In the listing below, find every line containing "main" and copy it out.

◆ **INFORMATION SUPPLIED**:
-------------------------

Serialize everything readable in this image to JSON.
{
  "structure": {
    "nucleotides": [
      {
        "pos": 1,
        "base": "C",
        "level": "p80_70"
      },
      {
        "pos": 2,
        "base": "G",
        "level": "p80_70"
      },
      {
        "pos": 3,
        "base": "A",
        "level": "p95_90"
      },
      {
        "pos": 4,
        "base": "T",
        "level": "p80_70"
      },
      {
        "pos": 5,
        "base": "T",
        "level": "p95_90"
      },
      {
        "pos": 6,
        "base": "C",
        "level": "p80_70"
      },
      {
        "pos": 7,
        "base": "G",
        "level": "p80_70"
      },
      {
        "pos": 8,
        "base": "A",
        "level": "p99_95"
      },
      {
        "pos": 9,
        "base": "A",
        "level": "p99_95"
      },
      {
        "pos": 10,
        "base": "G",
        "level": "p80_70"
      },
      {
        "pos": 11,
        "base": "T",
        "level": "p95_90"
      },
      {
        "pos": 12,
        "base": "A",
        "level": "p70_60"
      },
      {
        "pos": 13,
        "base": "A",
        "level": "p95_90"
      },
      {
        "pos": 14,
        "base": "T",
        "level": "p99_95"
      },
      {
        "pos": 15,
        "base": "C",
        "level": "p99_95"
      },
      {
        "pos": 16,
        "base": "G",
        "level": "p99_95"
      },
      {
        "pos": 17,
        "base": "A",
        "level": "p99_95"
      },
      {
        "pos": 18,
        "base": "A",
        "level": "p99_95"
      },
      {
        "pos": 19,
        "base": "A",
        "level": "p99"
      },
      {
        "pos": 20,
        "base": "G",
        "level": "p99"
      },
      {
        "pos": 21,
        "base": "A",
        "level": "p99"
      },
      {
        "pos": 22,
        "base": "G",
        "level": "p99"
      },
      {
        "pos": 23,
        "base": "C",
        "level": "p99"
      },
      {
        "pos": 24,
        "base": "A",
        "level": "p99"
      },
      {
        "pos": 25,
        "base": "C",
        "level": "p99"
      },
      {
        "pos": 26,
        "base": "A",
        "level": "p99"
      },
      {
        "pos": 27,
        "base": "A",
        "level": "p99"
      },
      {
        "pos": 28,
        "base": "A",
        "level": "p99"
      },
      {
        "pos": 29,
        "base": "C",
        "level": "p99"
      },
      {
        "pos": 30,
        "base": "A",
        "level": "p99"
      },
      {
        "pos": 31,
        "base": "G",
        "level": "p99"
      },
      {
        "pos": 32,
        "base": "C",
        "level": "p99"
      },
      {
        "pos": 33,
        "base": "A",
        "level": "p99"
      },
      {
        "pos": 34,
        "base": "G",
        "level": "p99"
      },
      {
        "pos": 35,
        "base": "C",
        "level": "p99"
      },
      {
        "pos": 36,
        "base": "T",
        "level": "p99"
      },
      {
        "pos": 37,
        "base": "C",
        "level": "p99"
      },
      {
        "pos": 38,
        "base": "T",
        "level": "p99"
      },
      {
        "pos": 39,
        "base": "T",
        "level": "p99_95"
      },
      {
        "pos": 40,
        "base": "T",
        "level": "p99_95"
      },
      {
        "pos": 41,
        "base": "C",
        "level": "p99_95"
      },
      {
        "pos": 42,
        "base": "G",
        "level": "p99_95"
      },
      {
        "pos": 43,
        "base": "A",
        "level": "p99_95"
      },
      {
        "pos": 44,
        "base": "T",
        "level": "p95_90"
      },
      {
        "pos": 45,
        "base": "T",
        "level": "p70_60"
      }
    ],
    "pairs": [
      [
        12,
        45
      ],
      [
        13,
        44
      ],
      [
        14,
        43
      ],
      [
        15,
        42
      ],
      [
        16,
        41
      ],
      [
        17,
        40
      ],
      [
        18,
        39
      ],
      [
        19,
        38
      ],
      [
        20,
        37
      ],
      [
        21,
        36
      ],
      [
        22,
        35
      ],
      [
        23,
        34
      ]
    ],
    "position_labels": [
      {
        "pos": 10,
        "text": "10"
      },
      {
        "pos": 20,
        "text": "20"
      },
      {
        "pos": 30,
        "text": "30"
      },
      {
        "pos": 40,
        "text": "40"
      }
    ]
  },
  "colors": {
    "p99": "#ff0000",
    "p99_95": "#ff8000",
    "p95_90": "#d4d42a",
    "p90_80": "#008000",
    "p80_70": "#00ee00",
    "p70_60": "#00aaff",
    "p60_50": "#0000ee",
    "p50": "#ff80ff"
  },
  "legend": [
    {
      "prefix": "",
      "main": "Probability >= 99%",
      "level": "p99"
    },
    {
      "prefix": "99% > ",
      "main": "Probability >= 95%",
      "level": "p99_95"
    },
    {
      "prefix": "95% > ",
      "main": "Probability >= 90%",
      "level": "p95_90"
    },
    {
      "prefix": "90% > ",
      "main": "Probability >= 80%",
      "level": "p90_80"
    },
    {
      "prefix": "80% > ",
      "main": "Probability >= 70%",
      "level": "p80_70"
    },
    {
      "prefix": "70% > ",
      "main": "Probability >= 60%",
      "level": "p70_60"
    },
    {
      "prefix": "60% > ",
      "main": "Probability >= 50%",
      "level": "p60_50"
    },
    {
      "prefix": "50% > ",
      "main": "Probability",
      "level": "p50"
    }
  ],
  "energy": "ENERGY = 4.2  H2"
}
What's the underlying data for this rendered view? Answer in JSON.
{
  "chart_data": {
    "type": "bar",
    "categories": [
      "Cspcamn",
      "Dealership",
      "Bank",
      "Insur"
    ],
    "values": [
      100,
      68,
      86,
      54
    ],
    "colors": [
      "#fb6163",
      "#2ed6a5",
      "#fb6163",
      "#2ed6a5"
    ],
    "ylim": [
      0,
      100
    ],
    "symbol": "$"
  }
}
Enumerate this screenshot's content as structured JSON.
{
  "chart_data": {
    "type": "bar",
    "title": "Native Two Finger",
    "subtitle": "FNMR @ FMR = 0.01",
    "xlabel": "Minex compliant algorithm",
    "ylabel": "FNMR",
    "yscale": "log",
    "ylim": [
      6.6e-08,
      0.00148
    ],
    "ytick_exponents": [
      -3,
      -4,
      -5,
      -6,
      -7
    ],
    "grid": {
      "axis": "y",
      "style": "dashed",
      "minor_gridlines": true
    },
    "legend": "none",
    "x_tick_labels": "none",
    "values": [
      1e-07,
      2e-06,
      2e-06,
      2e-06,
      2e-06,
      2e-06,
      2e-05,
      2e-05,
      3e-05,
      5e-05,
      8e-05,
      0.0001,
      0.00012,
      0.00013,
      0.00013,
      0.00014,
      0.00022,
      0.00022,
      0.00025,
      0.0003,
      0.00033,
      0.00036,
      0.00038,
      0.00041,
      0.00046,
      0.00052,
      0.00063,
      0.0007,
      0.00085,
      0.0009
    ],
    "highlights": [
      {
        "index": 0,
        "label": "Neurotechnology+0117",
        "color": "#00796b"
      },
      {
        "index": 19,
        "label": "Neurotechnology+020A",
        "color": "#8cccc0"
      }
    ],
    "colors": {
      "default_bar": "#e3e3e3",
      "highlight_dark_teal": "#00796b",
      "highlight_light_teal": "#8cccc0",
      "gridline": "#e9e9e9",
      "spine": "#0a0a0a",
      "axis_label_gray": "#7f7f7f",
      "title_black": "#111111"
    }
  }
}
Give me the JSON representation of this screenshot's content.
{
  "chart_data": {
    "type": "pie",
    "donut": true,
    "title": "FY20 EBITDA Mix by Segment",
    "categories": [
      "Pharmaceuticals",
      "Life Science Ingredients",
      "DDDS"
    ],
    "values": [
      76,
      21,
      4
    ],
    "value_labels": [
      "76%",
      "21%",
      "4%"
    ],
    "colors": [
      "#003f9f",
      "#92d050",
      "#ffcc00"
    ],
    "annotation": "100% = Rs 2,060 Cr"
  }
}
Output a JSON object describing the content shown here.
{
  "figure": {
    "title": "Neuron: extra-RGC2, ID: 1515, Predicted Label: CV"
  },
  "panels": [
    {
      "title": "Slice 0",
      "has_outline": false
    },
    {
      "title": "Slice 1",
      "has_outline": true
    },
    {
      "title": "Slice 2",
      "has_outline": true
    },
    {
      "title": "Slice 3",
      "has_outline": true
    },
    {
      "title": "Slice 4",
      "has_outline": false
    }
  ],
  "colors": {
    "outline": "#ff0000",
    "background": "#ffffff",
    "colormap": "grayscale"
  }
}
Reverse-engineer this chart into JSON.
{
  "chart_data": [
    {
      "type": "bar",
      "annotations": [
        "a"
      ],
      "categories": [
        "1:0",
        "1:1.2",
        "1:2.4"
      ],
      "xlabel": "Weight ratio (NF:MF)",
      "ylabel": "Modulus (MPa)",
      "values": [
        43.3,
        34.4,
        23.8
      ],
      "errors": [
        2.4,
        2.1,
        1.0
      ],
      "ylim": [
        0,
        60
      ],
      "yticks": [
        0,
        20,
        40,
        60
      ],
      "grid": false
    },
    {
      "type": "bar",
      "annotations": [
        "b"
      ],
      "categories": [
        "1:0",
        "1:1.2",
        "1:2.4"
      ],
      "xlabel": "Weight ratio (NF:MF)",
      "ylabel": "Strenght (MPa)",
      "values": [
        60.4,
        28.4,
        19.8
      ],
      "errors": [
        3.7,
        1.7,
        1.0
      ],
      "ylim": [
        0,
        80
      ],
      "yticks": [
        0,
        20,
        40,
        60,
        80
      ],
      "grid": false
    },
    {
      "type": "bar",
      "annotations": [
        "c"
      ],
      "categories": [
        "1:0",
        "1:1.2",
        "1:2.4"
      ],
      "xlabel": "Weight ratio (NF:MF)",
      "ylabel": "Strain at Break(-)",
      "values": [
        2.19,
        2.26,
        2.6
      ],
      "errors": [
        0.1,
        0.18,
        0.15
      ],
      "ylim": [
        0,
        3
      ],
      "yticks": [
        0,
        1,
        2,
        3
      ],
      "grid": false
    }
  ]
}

-------------------------

◆ **SOLUTION**:
      "main": "Probability >= 99%",
      "main": "Probability >= 95%",
      "main": "Probability >= 90%",
      "main": "Probability >= 80%",
      "main": "Probability >= 70%",
      "main": "Probability >= 60%",
      "main": "Probability >= 50%",
      "main": "Probability",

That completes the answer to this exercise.